Data items.
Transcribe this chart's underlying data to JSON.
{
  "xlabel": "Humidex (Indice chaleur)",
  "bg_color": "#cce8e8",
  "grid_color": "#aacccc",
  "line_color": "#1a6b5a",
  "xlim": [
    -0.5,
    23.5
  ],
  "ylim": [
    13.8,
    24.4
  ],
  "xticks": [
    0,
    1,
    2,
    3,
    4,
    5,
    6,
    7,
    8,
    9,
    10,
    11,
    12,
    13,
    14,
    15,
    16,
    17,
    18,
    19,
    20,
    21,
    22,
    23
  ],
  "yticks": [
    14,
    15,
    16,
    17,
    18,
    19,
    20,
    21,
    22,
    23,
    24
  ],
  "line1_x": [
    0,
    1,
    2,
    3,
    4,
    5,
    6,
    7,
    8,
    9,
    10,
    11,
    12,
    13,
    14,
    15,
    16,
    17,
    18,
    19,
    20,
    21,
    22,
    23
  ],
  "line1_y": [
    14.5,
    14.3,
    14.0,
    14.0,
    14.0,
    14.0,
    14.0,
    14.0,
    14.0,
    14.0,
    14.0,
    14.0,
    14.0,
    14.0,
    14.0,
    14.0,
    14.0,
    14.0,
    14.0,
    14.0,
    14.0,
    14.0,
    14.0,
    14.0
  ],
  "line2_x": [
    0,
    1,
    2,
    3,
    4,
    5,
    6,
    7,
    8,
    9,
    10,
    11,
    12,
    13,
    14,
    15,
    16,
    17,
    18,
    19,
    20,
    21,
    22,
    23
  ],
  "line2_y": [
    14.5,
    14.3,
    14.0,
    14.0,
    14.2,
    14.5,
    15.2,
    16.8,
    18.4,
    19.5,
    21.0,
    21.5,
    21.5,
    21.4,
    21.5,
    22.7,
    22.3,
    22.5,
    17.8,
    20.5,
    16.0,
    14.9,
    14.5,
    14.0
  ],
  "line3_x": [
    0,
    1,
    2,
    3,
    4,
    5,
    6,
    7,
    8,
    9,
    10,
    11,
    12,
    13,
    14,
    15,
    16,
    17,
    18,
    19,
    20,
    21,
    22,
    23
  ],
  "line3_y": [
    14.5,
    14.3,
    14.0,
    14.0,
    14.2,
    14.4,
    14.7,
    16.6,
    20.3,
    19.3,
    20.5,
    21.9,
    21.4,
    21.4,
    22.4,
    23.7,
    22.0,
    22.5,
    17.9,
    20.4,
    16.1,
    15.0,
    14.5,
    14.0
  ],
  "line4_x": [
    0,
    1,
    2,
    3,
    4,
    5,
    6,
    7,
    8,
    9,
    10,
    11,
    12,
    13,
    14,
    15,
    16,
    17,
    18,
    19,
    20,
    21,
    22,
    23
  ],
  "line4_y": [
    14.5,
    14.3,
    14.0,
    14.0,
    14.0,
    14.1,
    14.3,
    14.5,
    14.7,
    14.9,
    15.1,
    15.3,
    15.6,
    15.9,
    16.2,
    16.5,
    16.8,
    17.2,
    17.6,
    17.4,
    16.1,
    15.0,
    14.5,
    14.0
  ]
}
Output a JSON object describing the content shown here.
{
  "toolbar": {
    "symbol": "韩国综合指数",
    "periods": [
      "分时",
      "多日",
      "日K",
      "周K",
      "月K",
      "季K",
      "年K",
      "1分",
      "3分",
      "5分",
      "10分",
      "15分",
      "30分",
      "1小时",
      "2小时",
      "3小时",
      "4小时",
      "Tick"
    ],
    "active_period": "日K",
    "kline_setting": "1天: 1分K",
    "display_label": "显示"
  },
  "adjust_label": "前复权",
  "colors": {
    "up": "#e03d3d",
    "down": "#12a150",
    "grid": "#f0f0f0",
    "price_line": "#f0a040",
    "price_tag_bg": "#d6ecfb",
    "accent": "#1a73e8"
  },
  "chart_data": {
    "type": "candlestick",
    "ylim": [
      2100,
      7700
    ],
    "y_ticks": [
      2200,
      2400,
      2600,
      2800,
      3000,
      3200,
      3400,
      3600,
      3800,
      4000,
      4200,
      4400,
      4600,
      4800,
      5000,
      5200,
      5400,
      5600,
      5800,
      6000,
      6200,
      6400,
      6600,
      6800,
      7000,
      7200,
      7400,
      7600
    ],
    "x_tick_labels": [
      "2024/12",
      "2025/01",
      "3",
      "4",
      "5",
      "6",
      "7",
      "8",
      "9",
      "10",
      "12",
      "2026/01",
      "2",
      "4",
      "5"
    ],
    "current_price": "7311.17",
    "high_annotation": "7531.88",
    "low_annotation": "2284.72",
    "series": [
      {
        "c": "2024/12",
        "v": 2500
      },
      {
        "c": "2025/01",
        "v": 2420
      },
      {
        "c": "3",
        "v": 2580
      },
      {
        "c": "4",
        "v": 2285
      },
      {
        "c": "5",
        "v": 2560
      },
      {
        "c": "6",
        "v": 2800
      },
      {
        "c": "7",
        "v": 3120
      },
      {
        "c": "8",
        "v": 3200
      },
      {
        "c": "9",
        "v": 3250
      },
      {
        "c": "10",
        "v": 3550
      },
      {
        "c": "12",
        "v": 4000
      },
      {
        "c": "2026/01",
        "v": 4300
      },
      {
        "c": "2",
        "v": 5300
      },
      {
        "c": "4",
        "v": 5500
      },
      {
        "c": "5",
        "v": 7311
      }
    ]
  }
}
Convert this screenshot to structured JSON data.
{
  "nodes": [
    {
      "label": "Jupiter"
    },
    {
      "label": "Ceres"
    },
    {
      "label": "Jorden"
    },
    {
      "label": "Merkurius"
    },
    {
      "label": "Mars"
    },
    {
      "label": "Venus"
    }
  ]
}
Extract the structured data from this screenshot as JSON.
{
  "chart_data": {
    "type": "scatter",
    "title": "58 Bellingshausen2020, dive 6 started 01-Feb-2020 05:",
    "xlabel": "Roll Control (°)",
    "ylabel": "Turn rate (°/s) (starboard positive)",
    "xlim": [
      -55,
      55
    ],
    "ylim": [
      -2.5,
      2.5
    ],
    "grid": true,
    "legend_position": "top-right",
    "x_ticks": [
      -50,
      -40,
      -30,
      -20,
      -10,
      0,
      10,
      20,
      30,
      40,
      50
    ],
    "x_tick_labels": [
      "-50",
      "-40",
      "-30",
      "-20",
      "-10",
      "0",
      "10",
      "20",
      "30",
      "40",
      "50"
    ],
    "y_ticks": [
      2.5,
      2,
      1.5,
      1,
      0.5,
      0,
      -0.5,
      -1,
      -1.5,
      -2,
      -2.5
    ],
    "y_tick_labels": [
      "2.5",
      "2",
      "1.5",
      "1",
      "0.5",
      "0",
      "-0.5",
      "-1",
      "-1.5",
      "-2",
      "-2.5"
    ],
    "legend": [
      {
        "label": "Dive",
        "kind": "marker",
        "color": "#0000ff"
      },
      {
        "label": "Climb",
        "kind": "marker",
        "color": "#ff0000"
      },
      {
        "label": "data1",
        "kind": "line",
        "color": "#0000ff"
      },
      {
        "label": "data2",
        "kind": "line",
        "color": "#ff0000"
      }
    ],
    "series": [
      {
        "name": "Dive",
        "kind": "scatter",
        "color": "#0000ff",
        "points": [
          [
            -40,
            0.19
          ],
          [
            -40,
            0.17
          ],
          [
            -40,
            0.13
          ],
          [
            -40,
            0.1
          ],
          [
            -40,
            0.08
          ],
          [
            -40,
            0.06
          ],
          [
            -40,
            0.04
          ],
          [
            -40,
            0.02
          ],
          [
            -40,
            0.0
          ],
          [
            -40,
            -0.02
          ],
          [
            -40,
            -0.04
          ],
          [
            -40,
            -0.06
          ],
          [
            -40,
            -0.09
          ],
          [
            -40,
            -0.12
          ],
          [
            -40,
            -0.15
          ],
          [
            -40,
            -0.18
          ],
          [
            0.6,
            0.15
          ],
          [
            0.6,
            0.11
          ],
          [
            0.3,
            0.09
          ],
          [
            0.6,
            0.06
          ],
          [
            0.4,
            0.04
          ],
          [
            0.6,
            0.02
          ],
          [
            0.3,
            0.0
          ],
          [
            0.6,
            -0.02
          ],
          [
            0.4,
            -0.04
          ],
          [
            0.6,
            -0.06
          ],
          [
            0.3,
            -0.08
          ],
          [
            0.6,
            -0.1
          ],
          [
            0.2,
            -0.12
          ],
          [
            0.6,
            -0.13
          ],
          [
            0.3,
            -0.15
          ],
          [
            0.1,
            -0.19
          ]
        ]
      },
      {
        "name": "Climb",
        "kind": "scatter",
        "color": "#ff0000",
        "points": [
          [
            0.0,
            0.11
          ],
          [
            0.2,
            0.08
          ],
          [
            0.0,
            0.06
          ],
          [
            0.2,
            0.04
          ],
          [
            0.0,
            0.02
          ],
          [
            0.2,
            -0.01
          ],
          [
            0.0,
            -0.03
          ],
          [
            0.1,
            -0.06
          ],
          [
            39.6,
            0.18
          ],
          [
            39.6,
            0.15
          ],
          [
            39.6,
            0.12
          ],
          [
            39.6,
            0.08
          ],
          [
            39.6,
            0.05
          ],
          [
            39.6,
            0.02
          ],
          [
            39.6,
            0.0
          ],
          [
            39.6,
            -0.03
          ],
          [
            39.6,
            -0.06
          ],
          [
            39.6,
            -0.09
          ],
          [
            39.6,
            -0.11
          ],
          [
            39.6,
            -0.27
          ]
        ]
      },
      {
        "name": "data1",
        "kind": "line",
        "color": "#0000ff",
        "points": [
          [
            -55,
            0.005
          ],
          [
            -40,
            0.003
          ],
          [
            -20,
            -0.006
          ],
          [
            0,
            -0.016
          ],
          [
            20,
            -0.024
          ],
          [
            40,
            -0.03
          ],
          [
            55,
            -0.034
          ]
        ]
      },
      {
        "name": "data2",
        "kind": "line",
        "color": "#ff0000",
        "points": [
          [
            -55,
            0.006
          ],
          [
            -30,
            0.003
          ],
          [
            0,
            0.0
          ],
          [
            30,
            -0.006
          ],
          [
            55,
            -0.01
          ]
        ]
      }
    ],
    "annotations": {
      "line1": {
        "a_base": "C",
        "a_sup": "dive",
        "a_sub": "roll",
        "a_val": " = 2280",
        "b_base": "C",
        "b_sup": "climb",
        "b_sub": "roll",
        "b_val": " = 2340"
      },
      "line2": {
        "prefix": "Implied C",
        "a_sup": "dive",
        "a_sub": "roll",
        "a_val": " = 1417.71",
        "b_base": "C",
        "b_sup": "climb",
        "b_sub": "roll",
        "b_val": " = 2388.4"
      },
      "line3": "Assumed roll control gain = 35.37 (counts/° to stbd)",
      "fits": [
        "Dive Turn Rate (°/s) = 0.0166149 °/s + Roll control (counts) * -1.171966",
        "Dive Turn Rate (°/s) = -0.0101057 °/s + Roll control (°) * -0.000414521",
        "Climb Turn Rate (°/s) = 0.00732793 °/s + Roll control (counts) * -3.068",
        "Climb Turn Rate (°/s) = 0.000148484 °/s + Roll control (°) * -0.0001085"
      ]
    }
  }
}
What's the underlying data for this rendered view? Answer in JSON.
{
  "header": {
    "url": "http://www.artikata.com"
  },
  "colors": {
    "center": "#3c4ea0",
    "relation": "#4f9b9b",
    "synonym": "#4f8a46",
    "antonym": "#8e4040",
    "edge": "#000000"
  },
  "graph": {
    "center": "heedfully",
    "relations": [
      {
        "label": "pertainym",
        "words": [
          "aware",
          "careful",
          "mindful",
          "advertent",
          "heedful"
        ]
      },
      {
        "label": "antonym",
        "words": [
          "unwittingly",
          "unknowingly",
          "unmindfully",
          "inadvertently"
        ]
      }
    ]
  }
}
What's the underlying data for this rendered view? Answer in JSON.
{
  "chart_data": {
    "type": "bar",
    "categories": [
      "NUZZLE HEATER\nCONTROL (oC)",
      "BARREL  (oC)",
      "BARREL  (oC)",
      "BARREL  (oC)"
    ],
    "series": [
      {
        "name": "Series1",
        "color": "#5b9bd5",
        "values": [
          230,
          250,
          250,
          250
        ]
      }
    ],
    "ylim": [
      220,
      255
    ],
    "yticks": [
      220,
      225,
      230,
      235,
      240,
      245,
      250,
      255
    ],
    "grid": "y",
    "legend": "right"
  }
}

Written exercise.
Keep only those lines of the records that hold "structured", and return them.

Right answer.
Convert this screenshot to structured JSON data.
Extract the structured data from this screenshot as JSON.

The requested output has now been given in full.